::: Record set :::

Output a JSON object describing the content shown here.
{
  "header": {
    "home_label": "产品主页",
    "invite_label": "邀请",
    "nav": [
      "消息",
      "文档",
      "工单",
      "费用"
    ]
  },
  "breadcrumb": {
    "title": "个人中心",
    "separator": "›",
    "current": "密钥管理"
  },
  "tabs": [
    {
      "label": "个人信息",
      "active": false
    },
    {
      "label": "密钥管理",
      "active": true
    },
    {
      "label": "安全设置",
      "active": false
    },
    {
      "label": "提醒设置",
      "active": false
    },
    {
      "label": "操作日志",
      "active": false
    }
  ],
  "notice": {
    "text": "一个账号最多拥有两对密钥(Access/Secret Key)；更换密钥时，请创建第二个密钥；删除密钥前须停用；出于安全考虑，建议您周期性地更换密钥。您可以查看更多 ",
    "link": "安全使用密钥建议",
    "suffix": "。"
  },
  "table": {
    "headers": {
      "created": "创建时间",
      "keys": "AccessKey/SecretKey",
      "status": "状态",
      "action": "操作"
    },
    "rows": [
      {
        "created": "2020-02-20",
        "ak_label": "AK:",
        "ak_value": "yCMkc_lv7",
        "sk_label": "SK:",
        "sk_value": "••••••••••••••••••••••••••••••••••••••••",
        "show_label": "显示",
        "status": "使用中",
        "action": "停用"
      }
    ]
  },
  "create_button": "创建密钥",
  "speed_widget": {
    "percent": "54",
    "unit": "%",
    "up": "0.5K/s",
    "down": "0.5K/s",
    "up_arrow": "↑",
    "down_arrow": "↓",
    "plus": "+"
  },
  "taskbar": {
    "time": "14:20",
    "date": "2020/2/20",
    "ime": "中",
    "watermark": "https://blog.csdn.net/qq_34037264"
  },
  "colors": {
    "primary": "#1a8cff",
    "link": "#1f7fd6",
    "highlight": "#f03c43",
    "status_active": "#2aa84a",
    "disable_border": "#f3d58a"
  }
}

:::

Exercise goal: Exact copies of all the records are required.

Answer to the task:
Output a JSON object describing the content shown here.
{
  "header": {
    "home_label": "产品主页",
    "invite_label": "邀请",
    "nav": [
      "消息",
      "文档",
      "工单",
      "费用"
    ]
  },
  "breadcrumb": {
    "title": "个人中心",
    "separator": "›",
    "current": "密钥管理"
  },
  "tabs": [
    {
      "label": "个人信息",
      "active": false
    },
    {
      "label": "密钥管理",
      "active": true
    },
    {
      "label": "安全设置",
      "active": false
    },
    {
      "label": "提醒设置",
      "active": false
    },
    {
      "label": "操作日志",
      "active": false
    }
  ],
  "notice": {
    "text": "一个账号最多拥有两对密钥(Access/Secret Key)；更换密钥时，请创建第二个密钥；删除密钥前须停用；出于安全考虑，建议您周期性地更换密钥。您可以查看更多 ",
    "link": "安全使用密钥建议",
    "suffix": "。"
  },
  "table": {
    "headers": {
      "created": "创建时间",
      "keys": "AccessKey/SecretKey",
      "status": "状态",
      "action": "操作"
    },
    "rows": [
      {
        "created": "2020-02-20",
        "ak_label": "AK:",
        "ak_value": "yCMkc_lv7",
        "sk_label": "SK:",
        "sk_value": "••••••••••••••••••••••••••••••••••••••••",
        "show_label": "显示",
        "status": "使用中",
        "action": "停用"
      }
    ]
  },
  "create_button": "创建密钥",
  "speed_widget": {
    "percent": "54",
    "unit": "%",
    "up": "0.5K/s",
    "down": "0.5K/s",
    "up_arrow": "↑",
    "down_arrow": "↓",
    "plus": "+"
  },
  "taskbar": {
    "time": "14:20",
    "date": "2020/2/20",
    "ime": "中",
    "watermark": "https://blog.csdn.net/qq_34037264"
  },
  "colors": {
    "primary": "#1a8cff",
    "link": "#1f7fd6",
    "highlight": "#f03c43",
    "status_active": "#2aa84a",
    "disable_border": "#f3d58a"
  }
}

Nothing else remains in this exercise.